'''

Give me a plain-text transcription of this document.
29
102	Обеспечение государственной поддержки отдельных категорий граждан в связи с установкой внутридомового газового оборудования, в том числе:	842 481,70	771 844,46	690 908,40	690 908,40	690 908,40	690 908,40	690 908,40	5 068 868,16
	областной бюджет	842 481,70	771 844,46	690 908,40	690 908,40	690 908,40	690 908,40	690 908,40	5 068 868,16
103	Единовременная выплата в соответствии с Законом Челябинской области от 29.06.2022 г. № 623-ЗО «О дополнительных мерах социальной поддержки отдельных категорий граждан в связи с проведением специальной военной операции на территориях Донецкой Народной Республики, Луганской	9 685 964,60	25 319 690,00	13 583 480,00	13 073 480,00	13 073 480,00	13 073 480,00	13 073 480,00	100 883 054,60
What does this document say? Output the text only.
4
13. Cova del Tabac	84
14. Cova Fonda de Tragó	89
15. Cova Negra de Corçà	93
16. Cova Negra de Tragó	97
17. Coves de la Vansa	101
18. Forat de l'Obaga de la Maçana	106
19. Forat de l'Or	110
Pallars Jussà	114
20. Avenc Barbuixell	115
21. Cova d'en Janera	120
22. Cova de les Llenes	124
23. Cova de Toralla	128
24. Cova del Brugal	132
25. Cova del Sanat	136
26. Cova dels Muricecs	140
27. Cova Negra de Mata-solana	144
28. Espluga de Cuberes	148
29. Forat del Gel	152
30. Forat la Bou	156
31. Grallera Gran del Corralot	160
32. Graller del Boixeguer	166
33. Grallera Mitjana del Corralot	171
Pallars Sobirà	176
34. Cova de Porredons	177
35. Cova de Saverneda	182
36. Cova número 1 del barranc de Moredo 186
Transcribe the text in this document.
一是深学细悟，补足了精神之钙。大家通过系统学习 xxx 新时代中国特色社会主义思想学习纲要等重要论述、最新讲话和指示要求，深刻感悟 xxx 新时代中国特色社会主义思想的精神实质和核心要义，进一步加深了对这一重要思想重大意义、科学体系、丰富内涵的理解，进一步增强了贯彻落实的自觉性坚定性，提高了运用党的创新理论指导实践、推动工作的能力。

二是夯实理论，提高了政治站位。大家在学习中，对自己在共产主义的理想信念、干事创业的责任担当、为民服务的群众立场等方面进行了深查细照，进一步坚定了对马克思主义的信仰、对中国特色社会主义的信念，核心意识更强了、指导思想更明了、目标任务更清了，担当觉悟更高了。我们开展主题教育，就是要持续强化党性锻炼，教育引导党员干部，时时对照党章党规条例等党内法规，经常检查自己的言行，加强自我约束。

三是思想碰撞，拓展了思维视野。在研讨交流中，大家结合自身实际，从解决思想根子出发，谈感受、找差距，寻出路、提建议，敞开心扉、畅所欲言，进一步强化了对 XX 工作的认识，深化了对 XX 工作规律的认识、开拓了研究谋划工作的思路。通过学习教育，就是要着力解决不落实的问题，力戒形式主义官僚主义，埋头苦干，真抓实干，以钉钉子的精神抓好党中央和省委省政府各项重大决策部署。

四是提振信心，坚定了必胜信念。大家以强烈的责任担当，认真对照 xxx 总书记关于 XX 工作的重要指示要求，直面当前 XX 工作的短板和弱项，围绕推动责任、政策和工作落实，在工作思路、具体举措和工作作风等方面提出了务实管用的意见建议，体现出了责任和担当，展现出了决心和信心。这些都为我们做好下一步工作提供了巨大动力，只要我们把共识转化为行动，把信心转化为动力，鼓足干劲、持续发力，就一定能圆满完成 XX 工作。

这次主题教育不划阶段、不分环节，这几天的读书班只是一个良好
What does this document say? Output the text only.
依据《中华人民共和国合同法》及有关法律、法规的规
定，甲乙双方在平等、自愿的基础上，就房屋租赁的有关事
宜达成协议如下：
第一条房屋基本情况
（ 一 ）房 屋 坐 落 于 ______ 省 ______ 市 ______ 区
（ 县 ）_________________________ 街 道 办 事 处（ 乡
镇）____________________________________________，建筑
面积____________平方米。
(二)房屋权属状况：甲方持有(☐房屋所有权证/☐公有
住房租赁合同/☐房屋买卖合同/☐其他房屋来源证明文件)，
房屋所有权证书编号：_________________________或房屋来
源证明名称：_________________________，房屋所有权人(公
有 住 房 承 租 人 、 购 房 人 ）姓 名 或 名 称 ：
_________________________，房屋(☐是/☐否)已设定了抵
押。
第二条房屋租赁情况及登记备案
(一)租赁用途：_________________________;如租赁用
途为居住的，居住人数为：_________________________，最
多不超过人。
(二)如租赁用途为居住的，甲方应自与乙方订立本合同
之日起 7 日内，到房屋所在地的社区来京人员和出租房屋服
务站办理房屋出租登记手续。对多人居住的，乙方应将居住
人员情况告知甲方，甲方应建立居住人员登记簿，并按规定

'''

Repeat the material above in full, quoting it exactly.

Give me a plain-text transcription of this document.
29
102	Обеспечение государственной поддержки отдельных категорий граждан в связи с установкой внутридомового газового оборудования, в том числе:	842 481,70	771 844,46	690 908,40	690 908,40	690 908,40	690 908,40	690 908,40	5 068 868,16
	областной бюджет	842 481,70	771 844,46	690 908,40	690 908,40	690 908,40	690 908,40	690 908,40	5 068 868,16
103	Единовременная выплата в соответствии с Законом Челябинской области от 29.06.2022 г. № 623-ЗО «О дополнительных мерах социальной поддержки отдельных категорий граждан в связи с проведением специальной военной операции на территориях Донецкой Народной Республики, Луганской	9 685 964,60	25 319 690,00	13 583 480,00	13 073 480,00	13 073 480,00	13 073 480,00	13 073 480,00	100 883 054,60
What does this document say? Output the text only.
4
13. Cova del Tabac	84
14. Cova Fonda de Tragó	89
15. Cova Negra de Corçà	93
16. Cova Negra de Tragó	97
17. Coves de la Vansa	101
18. Forat de l'Obaga de la Maçana	106
19. Forat de l'Or	110
Pallars Jussà	114
20. Avenc Barbuixell	115
21. Cova d'en Janera	120
22. Cova de les Llenes	124
23. Cova de Toralla	128
24. Cova del Brugal	132
25. Cova del Sanat	136
26. Cova dels Muricecs	140
27. Cova Negra de Mata-solana	144
28. Espluga de Cuberes	148
29. Forat del Gel	152
30. Forat la Bou	156
31. Grallera Gran del Corralot	160
32. Graller del Boixeguer	166
33. Grallera Mitjana del Corralot	171
Pallars Sobirà	176
34. Cova de Porredons	177
35. Cova de Saverneda	182
36. Cova número 1 del barranc de Moredo 186
Transcribe the text in this document.
一是深学细悟，补足了精神之钙。大家通过系统学习 xxx 新时代中国特色社会主义思想学习纲要等重要论述、最新讲话和指示要求，深刻感悟 xxx 新时代中国特色社会主义思想的精神实质和核心要义，进一步加深了对这一重要思想重大意义、科学体系、丰富内涵的理解，进一步增强了贯彻落实的自觉性坚定性，提高了运用党的创新理论指导实践、推动工作的能力。

二是夯实理论，提高了政治站位。大家在学习中，对自己在共产主义的理想信念、干事创业的责任担当、为民服务的群众立场等方面进行了深查细照，进一步坚定了对马克思主义的信仰、对中国特色社会主义的信念，核心意识更强了、指导思想更明了、目标任务更清了，担当觉悟更高了。我们开展主题教育，就是要持续强化党性锻炼，教育引导党员干部，时时对照党章党规条例等党内法规，经常检查自己的言行，加强自我约束。

三是思想碰撞，拓展了思维视野。在研讨交流中，大家结合自身实际，从解决思想根子出发，谈感受、找差距，寻出路、提建议，敞开心扉、畅所欲言，进一步强化了对 XX 工作的认识，深化了对 XX 工作规律的认识、开拓了研究谋划工作的思路。通过学习教育，就是要着力解决不落实的问题，力戒形式主义官僚主义，埋头苦干，真抓实干，以钉钉子的精神抓好党中央和省委省政府各项重大决策部署。

四是提振信心，坚定了必胜信念。大家以强烈的责任担当，认真对照 xxx 总书记关于 XX 工作的重要指示要求，直面当前 XX 工作的短板和弱项，围绕推动责任、政策和工作落实，在工作思路、具体举措和工作作风等方面提出了务实管用的意见建议，体现出了责任和担当，展现出了决心和信心。这些都为我们做好下一步工作提供了巨大动力，只要我们把共识转化为行动，把信心转化为动力，鼓足干劲、持续发力，就一定能圆满完成 XX 工作。

这次主题教育不划阶段、不分环节，这几天的读书班只是一个良好
What does this document say? Output the text only.
依据《中华人民共和国合同法》及有关法律、法规的规
定，甲乙双方在平等、自愿的基础上，就房屋租赁的有关事
宜达成协议如下：
第一条房屋基本情况
（ 一 ）房 屋 坐 落 于 ______ 省 ______ 市 ______ 区
（ 县 ）_________________________ 街 道 办 事 处（ 乡
镇）____________________________________________，建筑
面积____________平方米。
(二)房屋权属状况：甲方持有(☐房屋所有权证/☐公有
住房租赁合同/☐房屋买卖合同/☐其他房屋来源证明文件)，
房屋所有权证书编号：_________________________或房屋来
源证明名称：_________________________，房屋所有权人(公
有 住 房 承 租 人 、 购 房 人 ）姓 名 或 名 称 ：
_________________________，房屋(☐是/☐否)已设定了抵
押。
第二条房屋租赁情况及登记备案
(一)租赁用途：_________________________;如租赁用
途为居住的，居住人数为：_________________________，最
多不超过人。
(二)如租赁用途为居住的，甲方应自与乙方订立本合同
之日起 7 日内，到房屋所在地的社区来京人员和出租房屋服
务站办理房屋出租登记手续。对多人居住的，乙方应将居住
人员情况告知甲方，甲方应建立居住人员登记簿，并按规定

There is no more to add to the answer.